_GOAL:_ Below are records to repeat exactly. Omit the pictures from the copy.

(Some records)

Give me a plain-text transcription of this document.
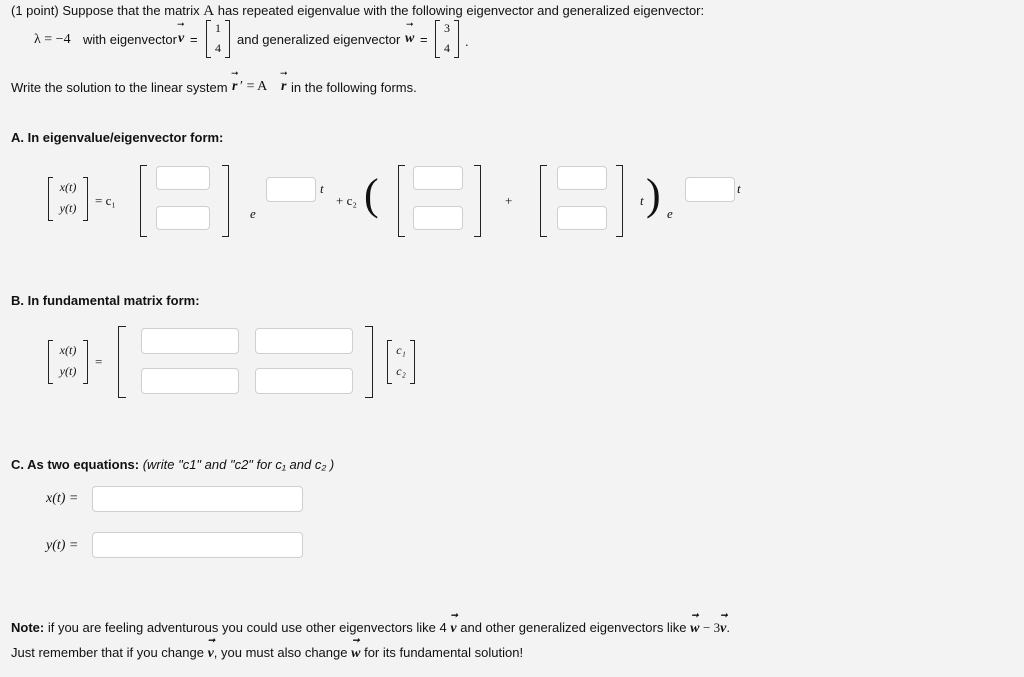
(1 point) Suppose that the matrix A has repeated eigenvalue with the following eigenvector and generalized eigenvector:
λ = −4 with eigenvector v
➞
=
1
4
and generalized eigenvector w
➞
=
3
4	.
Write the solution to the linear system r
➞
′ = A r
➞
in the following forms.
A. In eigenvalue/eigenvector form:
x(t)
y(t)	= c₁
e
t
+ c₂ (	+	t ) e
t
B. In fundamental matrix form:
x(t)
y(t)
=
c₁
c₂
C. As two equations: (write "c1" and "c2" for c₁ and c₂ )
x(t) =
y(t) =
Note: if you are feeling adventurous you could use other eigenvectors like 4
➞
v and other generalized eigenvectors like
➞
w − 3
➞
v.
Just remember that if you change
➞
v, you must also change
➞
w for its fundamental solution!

_RESPONSE BELOW:_
Give me a plain-text transcription of this document.
(1 point) Suppose that the matrix A has repeated eigenvalue with the following eigenvector and generalized eigenvector:
λ = −4 with eigenvector v
➞
=
1
4
and generalized eigenvector w
➞
=
3
4	.
Write the solution to the linear system r
➞
′ = A r
➞
in the following forms.
A. In eigenvalue/eigenvector form:
x(t)
y(t)	= c₁
e
t
+ c₂ (	+	t ) e
t
B. In fundamental matrix form:
x(t)
y(t)
=
c₁
c₂
C. As two equations: (write "c1" and "c2" for c₁ and c₂ )
x(t) =
y(t) =
Note: if you are feeling adventurous you could use other eigenvectors like 4
➞
v and other generalized eigenvectors like
➞
w − 3
➞
v.
Just remember that if you change
➞
v, you must also change
➞
w for its fundamental solution!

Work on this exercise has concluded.